Exercise goal ▸ Look through the listing for the word "hace". Copy each line that has it.

Saved entries:
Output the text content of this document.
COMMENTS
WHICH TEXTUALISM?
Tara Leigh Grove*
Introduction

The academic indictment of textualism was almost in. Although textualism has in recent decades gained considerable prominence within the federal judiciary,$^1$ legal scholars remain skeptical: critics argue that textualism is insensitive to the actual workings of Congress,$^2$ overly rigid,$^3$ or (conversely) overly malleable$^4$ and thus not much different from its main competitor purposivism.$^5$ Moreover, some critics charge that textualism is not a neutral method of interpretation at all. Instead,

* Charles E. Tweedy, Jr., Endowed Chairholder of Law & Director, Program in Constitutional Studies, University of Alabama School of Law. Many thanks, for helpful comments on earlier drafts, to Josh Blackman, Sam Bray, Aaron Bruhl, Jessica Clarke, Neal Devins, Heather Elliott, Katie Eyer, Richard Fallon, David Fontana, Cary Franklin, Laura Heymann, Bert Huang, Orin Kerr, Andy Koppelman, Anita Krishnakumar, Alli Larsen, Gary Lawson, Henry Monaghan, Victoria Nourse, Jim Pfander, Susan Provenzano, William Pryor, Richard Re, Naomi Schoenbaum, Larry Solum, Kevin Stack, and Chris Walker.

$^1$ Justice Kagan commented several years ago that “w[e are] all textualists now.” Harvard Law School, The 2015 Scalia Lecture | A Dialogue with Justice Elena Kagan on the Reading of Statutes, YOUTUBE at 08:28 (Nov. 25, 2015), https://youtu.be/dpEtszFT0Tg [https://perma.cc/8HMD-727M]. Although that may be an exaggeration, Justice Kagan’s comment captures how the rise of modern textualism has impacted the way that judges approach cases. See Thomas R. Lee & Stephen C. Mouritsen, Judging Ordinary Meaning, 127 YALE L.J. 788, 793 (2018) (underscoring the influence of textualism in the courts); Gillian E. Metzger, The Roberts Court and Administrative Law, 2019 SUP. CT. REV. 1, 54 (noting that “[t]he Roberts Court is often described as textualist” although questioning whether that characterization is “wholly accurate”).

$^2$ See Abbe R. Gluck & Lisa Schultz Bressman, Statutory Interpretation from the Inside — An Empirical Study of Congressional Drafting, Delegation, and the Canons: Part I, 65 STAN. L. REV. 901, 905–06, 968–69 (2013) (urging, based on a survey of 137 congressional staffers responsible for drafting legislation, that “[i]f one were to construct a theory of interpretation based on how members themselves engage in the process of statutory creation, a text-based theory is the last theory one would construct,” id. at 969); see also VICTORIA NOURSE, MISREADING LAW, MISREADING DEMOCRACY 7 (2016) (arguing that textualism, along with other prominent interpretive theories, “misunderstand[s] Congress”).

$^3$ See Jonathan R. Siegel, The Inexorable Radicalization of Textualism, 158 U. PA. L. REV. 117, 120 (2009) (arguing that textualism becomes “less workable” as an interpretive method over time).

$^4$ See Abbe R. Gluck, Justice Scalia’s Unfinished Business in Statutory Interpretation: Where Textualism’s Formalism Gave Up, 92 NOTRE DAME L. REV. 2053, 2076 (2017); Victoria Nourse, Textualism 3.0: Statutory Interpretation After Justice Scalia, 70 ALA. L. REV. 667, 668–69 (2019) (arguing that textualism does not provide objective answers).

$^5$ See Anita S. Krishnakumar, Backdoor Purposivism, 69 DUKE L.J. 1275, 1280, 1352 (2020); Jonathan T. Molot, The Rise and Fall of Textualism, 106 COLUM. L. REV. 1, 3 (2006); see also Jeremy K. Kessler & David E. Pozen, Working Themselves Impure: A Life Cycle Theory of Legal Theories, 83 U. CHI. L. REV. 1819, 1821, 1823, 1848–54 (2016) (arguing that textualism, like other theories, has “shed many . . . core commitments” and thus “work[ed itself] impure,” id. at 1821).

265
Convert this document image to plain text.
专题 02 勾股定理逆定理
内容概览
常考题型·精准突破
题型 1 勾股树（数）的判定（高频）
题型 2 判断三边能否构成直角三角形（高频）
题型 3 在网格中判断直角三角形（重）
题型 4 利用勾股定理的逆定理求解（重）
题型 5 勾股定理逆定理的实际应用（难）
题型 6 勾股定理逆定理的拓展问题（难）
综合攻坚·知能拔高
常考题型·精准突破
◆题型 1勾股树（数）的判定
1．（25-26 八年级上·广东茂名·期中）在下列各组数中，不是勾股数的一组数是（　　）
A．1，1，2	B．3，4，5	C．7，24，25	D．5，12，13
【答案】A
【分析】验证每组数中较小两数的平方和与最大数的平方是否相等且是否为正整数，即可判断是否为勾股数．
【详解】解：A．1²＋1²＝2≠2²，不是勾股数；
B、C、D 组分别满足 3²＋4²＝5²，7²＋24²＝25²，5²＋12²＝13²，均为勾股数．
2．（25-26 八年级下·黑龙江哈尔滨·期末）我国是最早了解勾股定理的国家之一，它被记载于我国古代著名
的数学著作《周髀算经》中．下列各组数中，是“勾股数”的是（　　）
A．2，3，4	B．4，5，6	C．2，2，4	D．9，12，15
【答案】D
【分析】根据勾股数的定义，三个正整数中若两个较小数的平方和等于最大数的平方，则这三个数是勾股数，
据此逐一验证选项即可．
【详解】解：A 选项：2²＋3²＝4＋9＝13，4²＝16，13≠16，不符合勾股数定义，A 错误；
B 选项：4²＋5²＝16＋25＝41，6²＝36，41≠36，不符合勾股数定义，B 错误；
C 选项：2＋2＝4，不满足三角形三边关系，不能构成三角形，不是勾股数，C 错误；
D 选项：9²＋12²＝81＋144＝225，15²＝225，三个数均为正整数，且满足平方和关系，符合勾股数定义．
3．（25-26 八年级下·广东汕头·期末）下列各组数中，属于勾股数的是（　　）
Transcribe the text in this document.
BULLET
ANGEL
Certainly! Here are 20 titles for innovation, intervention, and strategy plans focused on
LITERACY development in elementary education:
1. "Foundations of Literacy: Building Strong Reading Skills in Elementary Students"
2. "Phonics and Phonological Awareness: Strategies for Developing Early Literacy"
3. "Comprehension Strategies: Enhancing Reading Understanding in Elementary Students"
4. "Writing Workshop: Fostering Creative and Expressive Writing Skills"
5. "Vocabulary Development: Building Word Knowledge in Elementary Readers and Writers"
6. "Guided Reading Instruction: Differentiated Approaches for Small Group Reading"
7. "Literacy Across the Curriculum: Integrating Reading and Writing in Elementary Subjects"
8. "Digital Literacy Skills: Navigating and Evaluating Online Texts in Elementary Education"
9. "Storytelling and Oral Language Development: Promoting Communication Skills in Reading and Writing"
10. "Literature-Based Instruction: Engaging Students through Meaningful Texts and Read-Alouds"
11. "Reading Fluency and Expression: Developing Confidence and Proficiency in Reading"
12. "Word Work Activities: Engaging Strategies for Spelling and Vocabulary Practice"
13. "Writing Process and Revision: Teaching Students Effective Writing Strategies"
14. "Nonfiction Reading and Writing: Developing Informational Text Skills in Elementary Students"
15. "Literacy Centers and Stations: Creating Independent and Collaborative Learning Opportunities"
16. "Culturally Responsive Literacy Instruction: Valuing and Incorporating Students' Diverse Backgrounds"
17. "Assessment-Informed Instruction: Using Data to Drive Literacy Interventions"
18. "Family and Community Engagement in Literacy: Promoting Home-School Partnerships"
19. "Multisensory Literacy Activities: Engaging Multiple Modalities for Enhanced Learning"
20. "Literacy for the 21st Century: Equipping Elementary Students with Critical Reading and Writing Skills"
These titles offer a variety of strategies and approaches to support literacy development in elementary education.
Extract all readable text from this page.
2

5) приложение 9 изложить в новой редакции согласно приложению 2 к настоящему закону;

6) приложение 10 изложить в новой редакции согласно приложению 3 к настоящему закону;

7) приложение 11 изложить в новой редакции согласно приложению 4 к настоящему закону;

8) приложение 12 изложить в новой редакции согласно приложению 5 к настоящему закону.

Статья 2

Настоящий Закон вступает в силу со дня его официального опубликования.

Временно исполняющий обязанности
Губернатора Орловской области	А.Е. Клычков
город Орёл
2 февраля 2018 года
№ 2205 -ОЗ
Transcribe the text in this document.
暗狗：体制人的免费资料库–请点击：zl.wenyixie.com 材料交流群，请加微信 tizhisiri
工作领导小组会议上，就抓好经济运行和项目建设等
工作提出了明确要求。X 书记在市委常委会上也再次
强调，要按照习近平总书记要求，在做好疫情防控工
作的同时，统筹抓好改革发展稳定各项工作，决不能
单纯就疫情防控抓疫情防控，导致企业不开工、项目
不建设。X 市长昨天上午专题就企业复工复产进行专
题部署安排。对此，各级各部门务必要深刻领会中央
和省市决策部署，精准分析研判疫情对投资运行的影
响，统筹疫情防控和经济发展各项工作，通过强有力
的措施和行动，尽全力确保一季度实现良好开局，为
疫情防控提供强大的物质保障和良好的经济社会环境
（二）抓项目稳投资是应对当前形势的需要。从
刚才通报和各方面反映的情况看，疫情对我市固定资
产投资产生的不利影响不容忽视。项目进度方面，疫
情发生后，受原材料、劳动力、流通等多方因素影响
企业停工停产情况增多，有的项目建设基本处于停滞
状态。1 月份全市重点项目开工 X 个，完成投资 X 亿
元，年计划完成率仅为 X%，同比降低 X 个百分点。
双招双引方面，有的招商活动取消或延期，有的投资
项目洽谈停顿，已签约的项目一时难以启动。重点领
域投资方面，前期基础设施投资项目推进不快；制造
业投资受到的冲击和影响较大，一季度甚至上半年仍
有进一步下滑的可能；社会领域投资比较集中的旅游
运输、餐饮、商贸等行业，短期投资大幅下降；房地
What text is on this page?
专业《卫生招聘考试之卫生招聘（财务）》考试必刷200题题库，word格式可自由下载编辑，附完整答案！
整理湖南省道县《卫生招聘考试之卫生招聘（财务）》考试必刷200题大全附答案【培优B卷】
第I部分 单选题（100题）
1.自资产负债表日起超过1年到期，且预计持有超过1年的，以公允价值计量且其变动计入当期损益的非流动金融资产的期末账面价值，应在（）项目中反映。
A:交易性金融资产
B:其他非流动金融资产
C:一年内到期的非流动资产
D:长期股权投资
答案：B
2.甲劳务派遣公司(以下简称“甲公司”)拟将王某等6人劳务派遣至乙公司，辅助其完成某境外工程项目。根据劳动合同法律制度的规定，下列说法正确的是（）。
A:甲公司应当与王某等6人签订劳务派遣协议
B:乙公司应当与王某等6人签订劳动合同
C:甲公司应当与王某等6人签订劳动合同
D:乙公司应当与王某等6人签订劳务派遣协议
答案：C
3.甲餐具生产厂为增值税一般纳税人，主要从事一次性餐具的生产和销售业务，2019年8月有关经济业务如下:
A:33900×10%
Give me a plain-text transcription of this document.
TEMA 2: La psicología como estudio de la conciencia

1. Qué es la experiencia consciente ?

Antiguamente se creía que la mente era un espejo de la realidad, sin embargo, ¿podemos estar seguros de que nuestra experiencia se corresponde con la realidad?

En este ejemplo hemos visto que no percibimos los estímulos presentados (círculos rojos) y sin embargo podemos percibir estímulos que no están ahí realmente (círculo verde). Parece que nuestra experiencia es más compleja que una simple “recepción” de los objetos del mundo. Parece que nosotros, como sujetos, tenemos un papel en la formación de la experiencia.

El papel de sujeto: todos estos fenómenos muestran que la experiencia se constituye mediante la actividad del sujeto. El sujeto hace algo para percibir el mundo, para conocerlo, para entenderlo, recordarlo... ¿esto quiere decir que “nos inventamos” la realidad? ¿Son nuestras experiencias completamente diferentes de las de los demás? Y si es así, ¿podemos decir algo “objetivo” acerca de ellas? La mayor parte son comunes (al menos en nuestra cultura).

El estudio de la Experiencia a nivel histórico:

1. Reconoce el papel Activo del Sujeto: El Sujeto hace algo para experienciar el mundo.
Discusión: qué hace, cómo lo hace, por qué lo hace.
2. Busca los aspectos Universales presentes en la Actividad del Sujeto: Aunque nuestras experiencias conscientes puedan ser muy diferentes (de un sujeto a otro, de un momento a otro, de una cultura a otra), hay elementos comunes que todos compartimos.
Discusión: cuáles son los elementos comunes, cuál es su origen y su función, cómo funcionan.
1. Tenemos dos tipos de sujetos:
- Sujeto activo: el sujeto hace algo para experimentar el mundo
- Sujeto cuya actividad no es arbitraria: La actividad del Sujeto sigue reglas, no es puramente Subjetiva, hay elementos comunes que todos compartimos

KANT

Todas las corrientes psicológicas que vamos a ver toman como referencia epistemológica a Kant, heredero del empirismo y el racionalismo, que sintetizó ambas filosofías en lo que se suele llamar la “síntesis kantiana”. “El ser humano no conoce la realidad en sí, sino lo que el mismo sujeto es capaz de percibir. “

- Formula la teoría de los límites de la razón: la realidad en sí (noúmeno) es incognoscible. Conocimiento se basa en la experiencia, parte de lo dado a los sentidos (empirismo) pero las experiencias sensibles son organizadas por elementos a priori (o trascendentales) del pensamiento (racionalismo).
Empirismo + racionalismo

Full answer ▸
El papel de sujeto: todos estos fenómenos muestran que la experiencia se constituye mediante la actividad del sujeto. El sujeto hace algo para percibir el mundo, para conocerlo, para entenderlo, recordarlo... ¿esto quiere decir que “nos inventamos” la realidad? ¿Son nuestras experiencias completamente diferentes de las de los demás? Y si es así, ¿podemos decir algo “objetivo” acerca de ellas? La mayor parte son comunes (al menos en nuestra cultura).
1. Reconoce el papel Activo del Sujeto: El Sujeto hace algo para experienciar el mundo.
Discusión: qué hace, cómo lo hace, por qué lo hace.
- Sujeto activo: el sujeto hace algo para experimentar el mundo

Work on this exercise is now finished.